Record list –
....

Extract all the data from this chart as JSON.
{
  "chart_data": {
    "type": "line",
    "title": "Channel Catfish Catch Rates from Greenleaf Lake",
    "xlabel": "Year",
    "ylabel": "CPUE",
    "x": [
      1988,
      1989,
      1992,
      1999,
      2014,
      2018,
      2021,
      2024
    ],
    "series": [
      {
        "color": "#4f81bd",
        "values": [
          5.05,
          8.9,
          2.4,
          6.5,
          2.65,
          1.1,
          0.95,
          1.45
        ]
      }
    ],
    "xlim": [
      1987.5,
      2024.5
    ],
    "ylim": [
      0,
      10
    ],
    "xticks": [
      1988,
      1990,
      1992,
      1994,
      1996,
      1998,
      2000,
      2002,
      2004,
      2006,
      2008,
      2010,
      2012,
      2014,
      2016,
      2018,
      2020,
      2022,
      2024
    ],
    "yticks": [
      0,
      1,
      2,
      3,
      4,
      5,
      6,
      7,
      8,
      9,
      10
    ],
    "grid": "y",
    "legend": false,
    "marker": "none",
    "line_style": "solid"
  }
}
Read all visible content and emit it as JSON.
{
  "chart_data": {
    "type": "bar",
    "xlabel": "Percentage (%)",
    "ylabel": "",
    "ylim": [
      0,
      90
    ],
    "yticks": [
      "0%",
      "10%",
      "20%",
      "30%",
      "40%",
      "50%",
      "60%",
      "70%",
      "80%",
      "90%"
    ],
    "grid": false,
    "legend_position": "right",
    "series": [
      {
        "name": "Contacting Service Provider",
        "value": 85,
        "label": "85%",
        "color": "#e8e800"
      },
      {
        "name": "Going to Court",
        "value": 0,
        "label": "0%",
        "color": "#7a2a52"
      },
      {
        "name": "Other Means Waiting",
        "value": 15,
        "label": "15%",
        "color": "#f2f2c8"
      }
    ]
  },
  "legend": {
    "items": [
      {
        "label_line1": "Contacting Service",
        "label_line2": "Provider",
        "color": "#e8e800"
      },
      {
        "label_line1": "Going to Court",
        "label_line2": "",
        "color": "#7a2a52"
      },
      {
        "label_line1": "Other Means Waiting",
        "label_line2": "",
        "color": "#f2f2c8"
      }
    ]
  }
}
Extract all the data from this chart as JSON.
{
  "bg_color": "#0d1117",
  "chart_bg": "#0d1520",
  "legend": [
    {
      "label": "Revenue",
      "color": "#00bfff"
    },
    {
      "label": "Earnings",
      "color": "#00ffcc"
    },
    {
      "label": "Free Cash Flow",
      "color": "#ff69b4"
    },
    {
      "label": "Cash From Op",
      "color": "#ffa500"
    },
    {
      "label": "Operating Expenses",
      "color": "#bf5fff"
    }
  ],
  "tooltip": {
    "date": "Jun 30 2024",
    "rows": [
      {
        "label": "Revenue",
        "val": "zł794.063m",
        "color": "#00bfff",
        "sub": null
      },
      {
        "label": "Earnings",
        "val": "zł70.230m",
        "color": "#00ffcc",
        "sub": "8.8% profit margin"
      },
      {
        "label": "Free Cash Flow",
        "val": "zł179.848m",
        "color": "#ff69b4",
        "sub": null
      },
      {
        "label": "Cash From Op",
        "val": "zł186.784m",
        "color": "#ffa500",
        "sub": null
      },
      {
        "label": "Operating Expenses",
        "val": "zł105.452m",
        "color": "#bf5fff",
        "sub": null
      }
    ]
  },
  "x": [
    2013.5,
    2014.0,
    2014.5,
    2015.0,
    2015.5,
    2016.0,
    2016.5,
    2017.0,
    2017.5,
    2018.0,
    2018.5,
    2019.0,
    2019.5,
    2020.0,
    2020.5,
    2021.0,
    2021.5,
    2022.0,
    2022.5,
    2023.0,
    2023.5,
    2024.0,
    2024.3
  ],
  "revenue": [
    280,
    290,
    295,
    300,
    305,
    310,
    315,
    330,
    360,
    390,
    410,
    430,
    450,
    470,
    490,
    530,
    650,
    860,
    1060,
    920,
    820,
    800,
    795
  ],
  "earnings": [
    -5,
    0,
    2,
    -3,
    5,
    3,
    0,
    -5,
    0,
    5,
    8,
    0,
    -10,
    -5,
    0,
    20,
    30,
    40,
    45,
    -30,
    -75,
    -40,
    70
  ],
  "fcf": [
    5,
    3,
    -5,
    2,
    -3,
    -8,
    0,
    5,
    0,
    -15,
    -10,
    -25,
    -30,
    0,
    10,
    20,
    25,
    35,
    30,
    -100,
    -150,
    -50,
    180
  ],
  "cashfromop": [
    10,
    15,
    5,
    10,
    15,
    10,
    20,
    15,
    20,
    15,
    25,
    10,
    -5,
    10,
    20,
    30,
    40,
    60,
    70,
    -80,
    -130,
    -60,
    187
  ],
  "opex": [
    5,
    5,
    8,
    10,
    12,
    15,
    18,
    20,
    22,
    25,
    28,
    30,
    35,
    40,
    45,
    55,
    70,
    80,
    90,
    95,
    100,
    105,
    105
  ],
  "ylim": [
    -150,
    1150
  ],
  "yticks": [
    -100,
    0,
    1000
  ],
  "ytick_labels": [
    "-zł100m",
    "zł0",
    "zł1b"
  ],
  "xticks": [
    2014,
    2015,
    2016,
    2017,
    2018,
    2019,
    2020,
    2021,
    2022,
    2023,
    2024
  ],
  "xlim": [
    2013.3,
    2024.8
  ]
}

....

Stated exercise –
Print the material once more, exactly.

Complete response –
Extract all the data from this chart as JSON.
{
  "chart_data": {
    "type": "line",
    "title": "Channel Catfish Catch Rates from Greenleaf Lake",
    "xlabel": "Year",
    "ylabel": "CPUE",
    "x": [
      1988,
      1989,
      1992,
      1999,
      2014,
      2018,
      2021,
      2024
    ],
    "series": [
      {
        "color": "#4f81bd",
        "values": [
          5.05,
          8.9,
          2.4,
          6.5,
          2.65,
          1.1,
          0.95,
          1.45
        ]
      }
    ],
    "xlim": [
      1987.5,
      2024.5
    ],
    "ylim": [
      0,
      10
    ],
    "xticks": [
      1988,
      1990,
      1992,
      1994,
      1996,
      1998,
      2000,
      2002,
      2004,
      2006,
      2008,
      2010,
      2012,
      2014,
      2016,
      2018,
      2020,
      2022,
      2024
    ],
    "yticks": [
      0,
      1,
      2,
      3,
      4,
      5,
      6,
      7,
      8,
      9,
      10
    ],
    "grid": "y",
    "legend": false,
    "marker": "none",
    "line_style": "solid"
  }
}
Read all visible content and emit it as JSON.
{
  "chart_data": {
    "type": "bar",
    "xlabel": "Percentage (%)",
    "ylabel": "",
    "ylim": [
      0,
      90
    ],
    "yticks": [
      "0%",
      "10%",
      "20%",
      "30%",
      "40%",
      "50%",
      "60%",
      "70%",
      "80%",
      "90%"
    ],
    "grid": false,
    "legend_position": "right",
    "series": [
      {
        "name": "Contacting Service Provider",
        "value": 85,
        "label": "85%",
        "color": "#e8e800"
      },
      {
        "name": "Going to Court",
        "value": 0,
        "label": "0%",
        "color": "#7a2a52"
      },
      {
        "name": "Other Means Waiting",
        "value": 15,
        "label": "15%",
        "color": "#f2f2c8"
      }
    ]
  },
  "legend": {
    "items": [
      {
        "label_line1": "Contacting Service",
        "label_line2": "Provider",
        "color": "#e8e800"
      },
      {
        "label_line1": "Going to Court",
        "label_line2": "",
        "color": "#7a2a52"
      },
      {
        "label_line1": "Other Means Waiting",
        "label_line2": "",
        "color": "#f2f2c8"
      }
    ]
  }
}
Extract all the data from this chart as JSON.
{
  "bg_color": "#0d1117",
  "chart_bg": "#0d1520",
  "legend": [
    {
      "label": "Revenue",
      "color": "#00bfff"
    },
    {
      "label": "Earnings",
      "color": "#00ffcc"
    },
    {
      "label": "Free Cash Flow",
      "color": "#ff69b4"
    },
    {
      "label": "Cash From Op",
      "color": "#ffa500"
    },
    {
      "label": "Operating Expenses",
      "color": "#bf5fff"
    }
  ],
  "tooltip": {
    "date": "Jun 30 2024",
    "rows": [
      {
        "label": "Revenue",
        "val": "zł794.063m",
        "color": "#00bfff",
        "sub": null
      },
      {
        "label": "Earnings",
        "val": "zł70.230m",
        "color": "#00ffcc",
        "sub": "8.8% profit margin"
      },
      {
        "label": "Free Cash Flow",
        "val": "zł179.848m",
        "color": "#ff69b4",
        "sub": null
      },
      {
        "label": "Cash From Op",
        "val": "zł186.784m",
        "color": "#ffa500",
        "sub": null
      },
      {
        "label": "Operating Expenses",
        "val": "zł105.452m",
        "color": "#bf5fff",
        "sub": null
      }
    ]
  },
  "x": [
    2013.5,
    2014.0,
    2014.5,
    2015.0,
    2015.5,
    2016.0,
    2016.5,
    2017.0,
    2017.5,
    2018.0,
    2018.5,
    2019.0,
    2019.5,
    2020.0,
    2020.5,
    2021.0,
    2021.5,
    2022.0,
    2022.5,
    2023.0,
    2023.5,
    2024.0,
    2024.3
  ],
  "revenue": [
    280,
    290,
    295,
    300,
    305,
    310,
    315,
    330,
    360,
    390,
    410,
    430,
    450,
    470,
    490,
    530,
    650,
    860,
    1060,
    920,
    820,
    800,
    795
  ],
  "earnings": [
    -5,
    0,
    2,
    -3,
    5,
    3,
    0,
    -5,
    0,
    5,
    8,
    0,
    -10,
    -5,
    0,
    20,
    30,
    40,
    45,
    -30,
    -75,
    -40,
    70
  ],
  "fcf": [
    5,
    3,
    -5,
    2,
    -3,
    -8,
    0,
    5,
    0,
    -15,
    -10,
    -25,
    -30,
    0,
    10,
    20,
    25,
    35,
    30,
    -100,
    -150,
    -50,
    180
  ],
  "cashfromop": [
    10,
    15,
    5,
    10,
    15,
    10,
    20,
    15,
    20,
    15,
    25,
    10,
    -5,
    10,
    20,
    30,
    40,
    60,
    70,
    -80,
    -130,
    -60,
    187
  ],
  "opex": [
    5,
    5,
    8,
    10,
    12,
    15,
    18,
    20,
    22,
    25,
    28,
    30,
    35,
    40,
    45,
    55,
    70,
    80,
    90,
    95,
    100,
    105,
    105
  ],
  "ylim": [
    -150,
    1150
  ],
  "yticks": [
    -100,
    0,
    1000
  ],
  "ytick_labels": [
    "-zł100m",
    "zł0",
    "zł1b"
  ],
  "xticks": [
    2014,
    2015,
    2016,
    2017,
    2018,
    2019,
    2020,
    2021,
    2022,
    2023,
    2024
  ],
  "xlim": [
    2013.3,
    2024.8
  ]
}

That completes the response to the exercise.